**** Data provided

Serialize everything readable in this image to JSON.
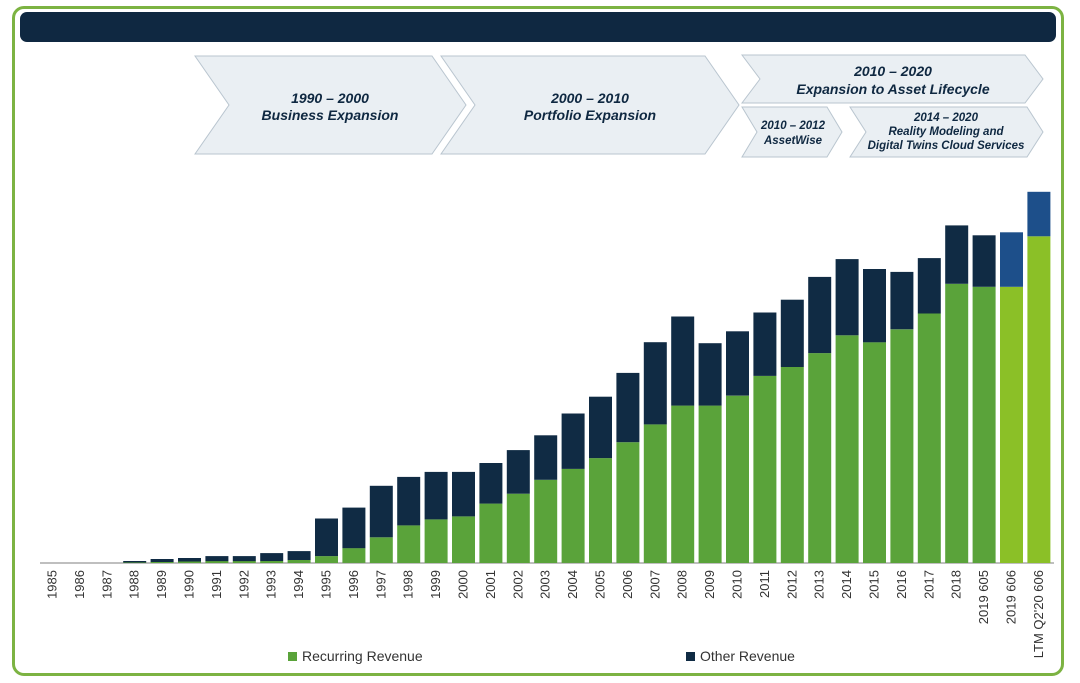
{
  "title": "",
  "timeline": {
    "phase1": {
      "years": "1990 – 2000",
      "label": "Business Expansion"
    },
    "phase2": {
      "years": "2000 – 2010",
      "label": "Portfolio Expansion"
    },
    "phase3": {
      "years": "2010 – 2020",
      "label": "Expansion to Asset Lifecycle"
    },
    "phase3a": {
      "years": "2010 – 2012",
      "label": "AssetWise"
    },
    "phase3b": {
      "years": "2014 – 2020",
      "label1": "Reality Modeling and",
      "label2": "Digital Twins Cloud Services"
    }
  },
  "legend": {
    "recurring": "Recurring Revenue",
    "other": "Other Revenue"
  },
  "colors": {
    "recurring": "#5aa33a",
    "recurring_highlight": "#8bc027",
    "other": "#102b44",
    "other_highlight": "#1d4f8a",
    "frame": "#7cb342"
  },
  "chart_data": {
    "type": "bar",
    "stacked": true,
    "categories": [
      "1985",
      "1986",
      "1987",
      "1988",
      "1989",
      "1990",
      "1991",
      "1992",
      "1993",
      "1994",
      "1995",
      "1996",
      "1997",
      "1998",
      "1999",
      "2000",
      "2001",
      "2002",
      "2003",
      "2004",
      "2005",
      "2006",
      "2007",
      "2008",
      "2009",
      "2010",
      "2011",
      "2012",
      "2013",
      "2014",
      "2015",
      "2016",
      "2017",
      "2018",
      "2019 605",
      "2019 606",
      "LTM Q2'20 606"
    ],
    "series": [
      {
        "name": "Recurring Revenue",
        "values": [
          0,
          0,
          0,
          0.5,
          1,
          1.5,
          2,
          2,
          2,
          3,
          7,
          15,
          26,
          38,
          44,
          47,
          60,
          70,
          84,
          95,
          106,
          122,
          140,
          159,
          159,
          169,
          189,
          198,
          212,
          230,
          223,
          236,
          252,
          282,
          279,
          279,
          330
        ]
      },
      {
        "name": "Other Revenue",
        "values": [
          0,
          0,
          0,
          1.5,
          3,
          3.5,
          5,
          5,
          8,
          9,
          38,
          41,
          52,
          49,
          48,
          45,
          41,
          44,
          45,
          56,
          62,
          70,
          83,
          90,
          63,
          65,
          64,
          68,
          77,
          77,
          74,
          58,
          56,
          59,
          52,
          55,
          45
        ]
      }
    ],
    "grid": false,
    "legend_position": "bottom"
  }
}
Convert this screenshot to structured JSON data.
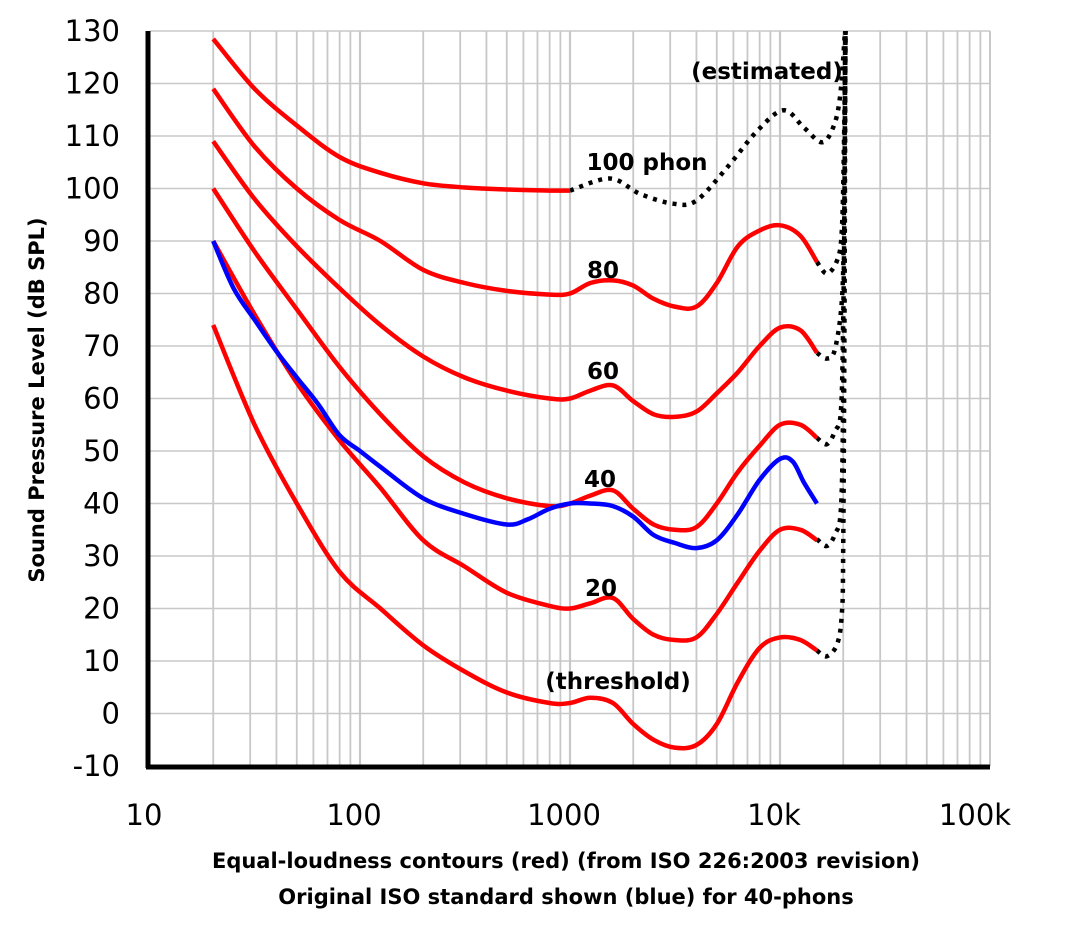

********

**What you will do**
Retype every record above exactly as written, but leave out the pictures.

**Result below**
Serialize everything readable in this image to JSON.
{
  "title": "",
  "timeline": {
    "phase1": {
      "years": "1990 – 2000",
      "label": "Business Expansion"
    },
    "phase2": {
      "years": "2000 – 2010",
      "label": "Portfolio Expansion"
    },
    "phase3": {
      "years": "2010 – 2020",
      "label": "Expansion to Asset Lifecycle"
    },
    "phase3a": {
      "years": "2010 – 2012",
      "label": "AssetWise"
    },
    "phase3b": {
      "years": "2014 – 2020",
      "label1": "Reality Modeling and",
      "label2": "Digital Twins Cloud Services"
    }
  },
  "legend": {
    "recurring": "Recurring Revenue",
    "other": "Other Revenue"
  },
  "colors": {
    "recurring": "#5aa33a",
    "recurring_highlight": "#8bc027",
    "other": "#102b44",
    "other_highlight": "#1d4f8a",
    "frame": "#7cb342"
  },
  "chart_data": {
    "type": "bar",
    "stacked": true,
    "categories": [
      "1985",
      "1986",
      "1987",
      "1988",
      "1989",
      "1990",
      "1991",
      "1992",
      "1993",
      "1994",
      "1995",
      "1996",
      "1997",
      "1998",
      "1999",
      "2000",
      "2001",
      "2002",
      "2003",
      "2004",
      "2005",
      "2006",
      "2007",
      "2008",
      "2009",
      "2010",
      "2011",
      "2012",
      "2013",
      "2014",
      "2015",
      "2016",
      "2017",
      "2018",
      "2019 605",
      "2019 606",
      "LTM Q2'20 606"
    ],
    "series": [
      {
        "name": "Recurring Revenue",
        "values": [
          0,
          0,
          0,
          0.5,
          1,
          1.5,
          2,
          2,
          2,
          3,
          7,
          15,
          26,
          38,
          44,
          47,
          60,
          70,
          84,
          95,
          106,
          122,
          140,
          159,
          159,
          169,
          189,
          198,
          212,
          230,
          223,
          236,
          252,
          282,
          279,
          279,
          330
        ]
      },
      {
        "name": "Other Revenue",
        "values": [
          0,
          0,
          0,
          1.5,
          3,
          3.5,
          5,
          5,
          8,
          9,
          38,
          41,
          52,
          49,
          48,
          45,
          41,
          44,
          45,
          56,
          62,
          70,
          83,
          90,
          63,
          65,
          64,
          68,
          77,
          77,
          74,
          58,
          56,
          59,
          52,
          55,
          45
        ]
      }
    ],
    "grid": false,
    "legend_position": "bottom"
  }
}
Convert this screenshot to structured JSON data.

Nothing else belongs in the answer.